**Your assignment**. Copy the portion of the Suricata packet-loss post between "This was after" and "statsout.log (6.6 KB)", inclusive.

**Source text**.
After first starting Suricata up, everything runs fine for a few hours but eventually I get (seemingly) unrecoverable packet loss.
Monitoring the processes with perf top, rs_dns_state_get_tx' and
AppLayerDefaultGetTxIterator’ slowly creep up in overhead% and eventually overtake `DetectRun.part.16’. Once this happens, I start getting packet loss.
This was after 15hrs:
Samples: 2M of event ‘cycles’, 4000 Hz, Event count (approx.): 1171695080430 lost: 0/0 drop: 0/0
Overhead Shared Object Symbol
46.41% suricata [.] rs_dns_state_get_tx
28.55% suricata [.] AppLayerDefaultGetTxIterator
9.87% suricata [.] FlowGetProtoMapping
4.15% suricata [.] DetectRun.part.16
1.01% suricata [.] DetectEnginePktInspectionRun
0.91% suricata [.] DetectEngineInspectRulePacketMatches
0.73% suricata [.] rs_sip_state_get_tx
I have the stats output from the same time attached as text file. statsout.log (6.6 KB)

**Listed records**.
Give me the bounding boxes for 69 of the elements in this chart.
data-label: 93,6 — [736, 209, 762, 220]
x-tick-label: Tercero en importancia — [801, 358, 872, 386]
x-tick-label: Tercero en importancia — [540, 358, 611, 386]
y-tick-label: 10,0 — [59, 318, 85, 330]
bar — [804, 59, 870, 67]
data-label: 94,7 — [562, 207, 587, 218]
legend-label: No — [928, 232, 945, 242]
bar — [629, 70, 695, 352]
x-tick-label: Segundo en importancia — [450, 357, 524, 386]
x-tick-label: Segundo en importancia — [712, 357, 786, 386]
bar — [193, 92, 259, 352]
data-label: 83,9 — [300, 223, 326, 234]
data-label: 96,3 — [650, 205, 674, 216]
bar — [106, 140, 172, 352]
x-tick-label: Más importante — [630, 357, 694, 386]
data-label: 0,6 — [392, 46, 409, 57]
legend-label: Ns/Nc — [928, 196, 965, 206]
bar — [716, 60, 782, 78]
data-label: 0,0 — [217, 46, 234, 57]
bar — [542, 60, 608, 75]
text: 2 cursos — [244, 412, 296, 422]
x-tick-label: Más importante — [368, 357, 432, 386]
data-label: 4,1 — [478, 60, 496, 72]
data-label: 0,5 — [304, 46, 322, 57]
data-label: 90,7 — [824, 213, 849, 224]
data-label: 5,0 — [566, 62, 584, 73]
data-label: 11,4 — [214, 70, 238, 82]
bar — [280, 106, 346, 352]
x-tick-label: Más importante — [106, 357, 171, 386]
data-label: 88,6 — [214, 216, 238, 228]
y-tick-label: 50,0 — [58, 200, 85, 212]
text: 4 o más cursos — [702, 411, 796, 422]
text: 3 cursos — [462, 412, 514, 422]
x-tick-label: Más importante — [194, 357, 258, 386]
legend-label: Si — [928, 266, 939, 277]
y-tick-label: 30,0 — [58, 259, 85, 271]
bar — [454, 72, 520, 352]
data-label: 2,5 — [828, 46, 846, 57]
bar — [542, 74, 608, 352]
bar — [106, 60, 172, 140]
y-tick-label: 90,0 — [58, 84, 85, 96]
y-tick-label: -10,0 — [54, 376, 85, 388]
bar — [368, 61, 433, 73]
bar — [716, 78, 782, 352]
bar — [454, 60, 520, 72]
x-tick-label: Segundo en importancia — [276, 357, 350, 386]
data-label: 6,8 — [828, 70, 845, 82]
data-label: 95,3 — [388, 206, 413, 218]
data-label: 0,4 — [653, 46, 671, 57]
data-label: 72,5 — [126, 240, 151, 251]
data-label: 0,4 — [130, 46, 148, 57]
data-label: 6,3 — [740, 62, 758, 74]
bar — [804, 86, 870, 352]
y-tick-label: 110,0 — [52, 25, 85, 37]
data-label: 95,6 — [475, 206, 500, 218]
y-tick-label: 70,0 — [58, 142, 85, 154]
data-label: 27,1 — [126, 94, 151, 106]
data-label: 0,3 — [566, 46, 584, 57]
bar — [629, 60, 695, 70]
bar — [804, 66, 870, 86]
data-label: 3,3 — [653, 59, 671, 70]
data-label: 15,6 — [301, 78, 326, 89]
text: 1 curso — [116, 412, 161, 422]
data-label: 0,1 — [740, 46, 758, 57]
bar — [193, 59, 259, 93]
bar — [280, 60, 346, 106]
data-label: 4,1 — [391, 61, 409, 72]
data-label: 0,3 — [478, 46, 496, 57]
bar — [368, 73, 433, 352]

**Exercise response**.
This was after 15hrs:
Samples: 2M of event ‘cycles’, 4000 Hz, Event count (approx.): 1171695080430 lost: 0/0 drop: 0/0
Overhead Shared Object Symbol
46.41% suricata [.] rs_dns_state_get_tx
28.55% suricata [.] AppLayerDefaultGetTxIterator
9.87% suricata [.] FlowGetProtoMapping
4.15% suricata [.] DetectRun.part.16
1.01% suricata [.] DetectEnginePktInspectionRun
0.91% suricata [.] DetectEngineInspectRulePacketMatches
0.73% suricata [.] rs_sip_state_get_tx
I have the stats output from the same time attached as text file. statsout.log (6.6 KB)